- Requirements -
Leave out the pictures and reproduce all of the data exactly.

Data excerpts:
****

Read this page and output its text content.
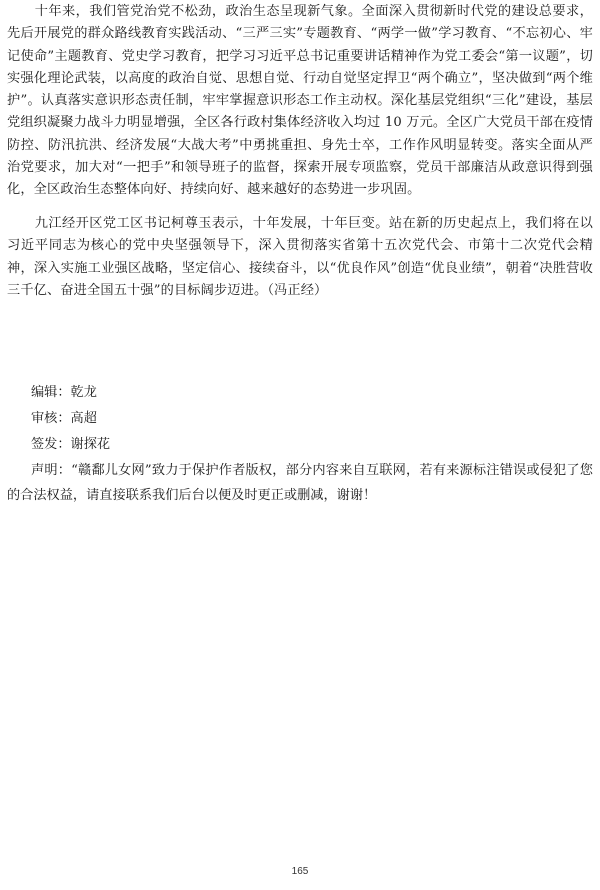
十年来，我们管党治党不松劲，政治生态呈现新气象。全面深入贯彻新时代党的建设总要求，先后开展党的群众路线教育实践活动、“三严三实”专题教育、“两学一做”学习教育、“不忘初心、牢记使命”主题教育、党史学习教育，把学习习近平总书记重要讲话精神作为党工委会“第一议题”，切实强化理论武装，以高度的政治自觉、思想自觉、行动自觉坚定捍卫“两个确立”，坚决做到“两个维护”。认真落实意识形态责任制，牢牢掌握意识形态工作主动权。深化基层党组织“三化”建设，基层党组织凝聚力战斗力明显增强，全区各行政村集体经济收入均过 10 万元。全区广大党员干部在疫情防控、防汛抗洪、经济发展“大战大考”中勇挑重担、身先士卒，工作作风明显转变。落实全面从严治党要求，加大对“一把手”和领导班子的监督，探索开展专项监察，党员干部廉洁从政意识得到强化，全区政治生态整体向好、持续向好、越来越好的态势进一步巩固。

九江经开区党工区书记柯尊玉表示，十年发展，十年巨变。站在新的历史起点上，我们将在以习近平同志为核心的党中央坚强领导下，深入贯彻落实省第十五次党代会、市第十二次党代会精神，深入实施工业强区战略，坚定信心、接续奋斗，以“优良作风”创造“优良业绩”，朝着“决胜营收三千亿、奋进全国五十强”的目标阔步迈进。（冯正经）

编辑：乾龙

审核：高超

签发：谢探花

声明：“赣鄱儿女网”致力于保护作者版权，部分内容来自互联网，若有来源标注错误或侵犯了您的合法权益，请直接联系我们后台以便及时更正或删减，谢谢！

165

****

- Final result -
Read this page and output its text content.
十年来，我们管党治党不松劲，政治生态呈现新气象。全面深入贯彻新时代党的建设总要求，先后开展党的群众路线教育实践活动、“三严三实”专题教育、“两学一做”学习教育、“不忘初心、牢记使命”主题教育、党史学习教育，把学习习近平总书记重要讲话精神作为党工委会“第一议题”，切实强化理论武装，以高度的政治自觉、思想自觉、行动自觉坚定捍卫“两个确立”，坚决做到“两个维护”。认真落实意识形态责任制，牢牢掌握意识形态工作主动权。深化基层党组织“三化”建设，基层党组织凝聚力战斗力明显增强，全区各行政村集体经济收入均过 10 万元。全区广大党员干部在疫情防控、防汛抗洪、经济发展“大战大考”中勇挑重担、身先士卒，工作作风明显转变。落实全面从严治党要求，加大对“一把手”和领导班子的监督，探索开展专项监察，党员干部廉洁从政意识得到强化，全区政治生态整体向好、持续向好、越来越好的态势进一步巩固。

九江经开区党工区书记柯尊玉表示，十年发展，十年巨变。站在新的历史起点上，我们将在以习近平同志为核心的党中央坚强领导下，深入贯彻落实省第十五次党代会、市第十二次党代会精神，深入实施工业强区战略，坚定信心、接续奋斗，以“优良作风”创造“优良业绩”，朝着“决胜营收三千亿、奋进全国五十强”的目标阔步迈进。（冯正经）

编辑：乾龙

审核：高超

签发：谢探花

声明：“赣鄱儿女网”致力于保护作者版权，部分内容来自互联网，若有来源标注错误或侵犯了您的合法权益，请直接联系我们后台以便及时更正或删减，谢谢！

165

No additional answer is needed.